Direction →
Return the data exactly, with all pictures removed.

(Structured figure records)
--- BEGIN ---
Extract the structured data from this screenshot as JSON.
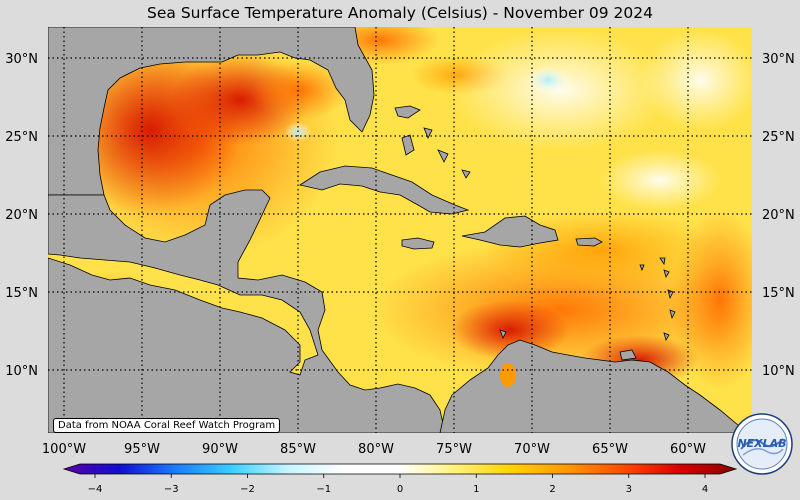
{
  "title": "Sea Surface Temperature Anomaly (Celsius) - November 09 2024",
  "credit": "Data from NOAA Coral Reef Watch Program",
  "logo_text": "NEXLAB",
  "map": {
    "lat_labels": [
      "30°N",
      "25°N",
      "20°N",
      "15°N",
      "10°N"
    ],
    "lon_labels": [
      "100°W",
      "95°W",
      "90°W",
      "85°W",
      "80°W",
      "75°W",
      "70°W",
      "65°W",
      "60°W"
    ],
    "land_color": "#a6a6a6",
    "coast_color": "#000000"
  },
  "colorbar": {
    "ticks": [
      "−4",
      "−3",
      "−2",
      "−1",
      "0",
      "1",
      "2",
      "3",
      "4"
    ],
    "min": -4,
    "max": 4,
    "colors": [
      "#5a00a8",
      "#1010d0",
      "#1e7bff",
      "#3ad0ff",
      "#c8f5ff",
      "#ffffff",
      "#ffffff",
      "#fff27a",
      "#ffd200",
      "#ff9800",
      "#ff4a00",
      "#d80000",
      "#8a0000"
    ]
  }
}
--- END ---
Right answer →
Extract the structured data from this screenshot as JSON.
{
  "title": "Sea Surface Temperature Anomaly (Celsius) - November 09 2024",
  "credit": "Data from NOAA Coral Reef Watch Program",
  "logo_text": "NEXLAB",
  "map": {
    "lat_labels": [
      "30°N",
      "25°N",
      "20°N",
      "15°N",
      "10°N"
    ],
    "lon_labels": [
      "100°W",
      "95°W",
      "90°W",
      "85°W",
      "80°W",
      "75°W",
      "70°W",
      "65°W",
      "60°W"
    ],
    "land_color": "#a6a6a6",
    "coast_color": "#000000"
  },
  "colorbar": {
    "ticks": [
      "−4",
      "−3",
      "−2",
      "−1",
      "0",
      "1",
      "2",
      "3",
      "4"
    ],
    "min": -4,
    "max": 4,
    "colors": [
      "#5a00a8",
      "#1010d0",
      "#1e7bff",
      "#3ad0ff",
      "#c8f5ff",
      "#ffffff",
      "#ffffff",
      "#fff27a",
      "#ffd200",
      "#ff9800",
      "#ff4a00",
      "#d80000",
      "#8a0000"
    ]
  }
}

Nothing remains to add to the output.